Locate the lines where "Interlayer" occurs and copy them as they stand.

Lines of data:
--

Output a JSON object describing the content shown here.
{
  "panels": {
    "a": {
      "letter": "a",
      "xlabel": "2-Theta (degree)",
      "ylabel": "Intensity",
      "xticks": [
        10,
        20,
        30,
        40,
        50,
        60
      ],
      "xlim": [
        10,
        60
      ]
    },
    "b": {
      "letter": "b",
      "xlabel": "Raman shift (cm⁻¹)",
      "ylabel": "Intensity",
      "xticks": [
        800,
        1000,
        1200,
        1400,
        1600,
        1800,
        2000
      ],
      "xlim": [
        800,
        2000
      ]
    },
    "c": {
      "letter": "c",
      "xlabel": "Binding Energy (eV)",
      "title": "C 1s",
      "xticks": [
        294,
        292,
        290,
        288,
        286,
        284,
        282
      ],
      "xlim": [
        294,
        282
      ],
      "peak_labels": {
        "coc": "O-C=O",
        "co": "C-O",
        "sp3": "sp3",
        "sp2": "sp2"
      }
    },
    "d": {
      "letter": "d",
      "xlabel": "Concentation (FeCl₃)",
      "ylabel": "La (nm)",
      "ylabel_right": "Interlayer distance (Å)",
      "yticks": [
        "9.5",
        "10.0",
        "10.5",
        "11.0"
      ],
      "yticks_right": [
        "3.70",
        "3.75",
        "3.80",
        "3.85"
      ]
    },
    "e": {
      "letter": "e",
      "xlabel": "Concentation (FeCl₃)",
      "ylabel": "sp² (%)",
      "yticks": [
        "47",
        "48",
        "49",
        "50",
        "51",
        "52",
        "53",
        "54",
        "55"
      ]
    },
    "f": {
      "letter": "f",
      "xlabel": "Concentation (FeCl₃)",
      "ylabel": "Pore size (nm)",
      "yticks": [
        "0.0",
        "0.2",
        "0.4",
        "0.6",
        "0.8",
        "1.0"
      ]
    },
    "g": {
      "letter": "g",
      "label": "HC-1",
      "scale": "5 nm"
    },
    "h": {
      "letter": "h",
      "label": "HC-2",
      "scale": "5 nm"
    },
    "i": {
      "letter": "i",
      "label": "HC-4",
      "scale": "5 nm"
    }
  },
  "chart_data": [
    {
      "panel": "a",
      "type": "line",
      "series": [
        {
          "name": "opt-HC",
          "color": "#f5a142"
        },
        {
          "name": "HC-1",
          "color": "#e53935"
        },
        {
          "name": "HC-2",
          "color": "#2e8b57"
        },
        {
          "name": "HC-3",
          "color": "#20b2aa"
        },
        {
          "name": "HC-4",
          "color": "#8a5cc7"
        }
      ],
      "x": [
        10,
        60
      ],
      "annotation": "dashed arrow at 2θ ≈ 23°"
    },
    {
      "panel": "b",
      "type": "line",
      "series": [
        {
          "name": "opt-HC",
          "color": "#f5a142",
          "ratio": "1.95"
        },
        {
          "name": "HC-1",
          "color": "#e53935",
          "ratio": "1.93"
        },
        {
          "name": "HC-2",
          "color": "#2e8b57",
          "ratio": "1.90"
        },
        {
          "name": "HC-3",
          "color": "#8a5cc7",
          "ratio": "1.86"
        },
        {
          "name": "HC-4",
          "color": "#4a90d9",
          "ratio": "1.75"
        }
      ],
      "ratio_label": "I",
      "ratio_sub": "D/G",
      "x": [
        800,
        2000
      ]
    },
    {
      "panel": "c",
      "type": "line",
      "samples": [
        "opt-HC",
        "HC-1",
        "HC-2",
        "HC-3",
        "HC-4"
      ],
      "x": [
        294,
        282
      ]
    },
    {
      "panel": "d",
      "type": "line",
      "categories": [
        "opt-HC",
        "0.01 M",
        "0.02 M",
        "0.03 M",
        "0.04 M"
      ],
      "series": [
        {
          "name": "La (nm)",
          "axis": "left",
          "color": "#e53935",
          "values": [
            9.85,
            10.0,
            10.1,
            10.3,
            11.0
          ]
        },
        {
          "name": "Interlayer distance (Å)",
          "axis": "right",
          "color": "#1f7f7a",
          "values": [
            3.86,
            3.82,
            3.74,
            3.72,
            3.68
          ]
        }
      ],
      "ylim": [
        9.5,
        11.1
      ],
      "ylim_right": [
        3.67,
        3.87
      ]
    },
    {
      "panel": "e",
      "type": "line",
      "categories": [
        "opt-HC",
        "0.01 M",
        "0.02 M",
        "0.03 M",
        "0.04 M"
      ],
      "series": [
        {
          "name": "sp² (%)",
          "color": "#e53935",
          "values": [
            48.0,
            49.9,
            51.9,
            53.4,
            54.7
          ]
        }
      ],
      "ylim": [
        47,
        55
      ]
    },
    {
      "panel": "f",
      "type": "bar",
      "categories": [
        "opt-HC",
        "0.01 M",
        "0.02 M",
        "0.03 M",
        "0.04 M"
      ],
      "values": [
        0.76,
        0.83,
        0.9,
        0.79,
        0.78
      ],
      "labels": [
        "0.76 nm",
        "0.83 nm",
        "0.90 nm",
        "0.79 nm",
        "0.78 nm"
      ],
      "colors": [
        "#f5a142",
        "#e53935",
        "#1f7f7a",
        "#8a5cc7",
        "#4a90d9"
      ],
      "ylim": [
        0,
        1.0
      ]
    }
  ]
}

--

--- THE REPLY ---
      "ylabel_right": "Interlayer distance (Å)",
          "name": "Interlayer distance (Å)",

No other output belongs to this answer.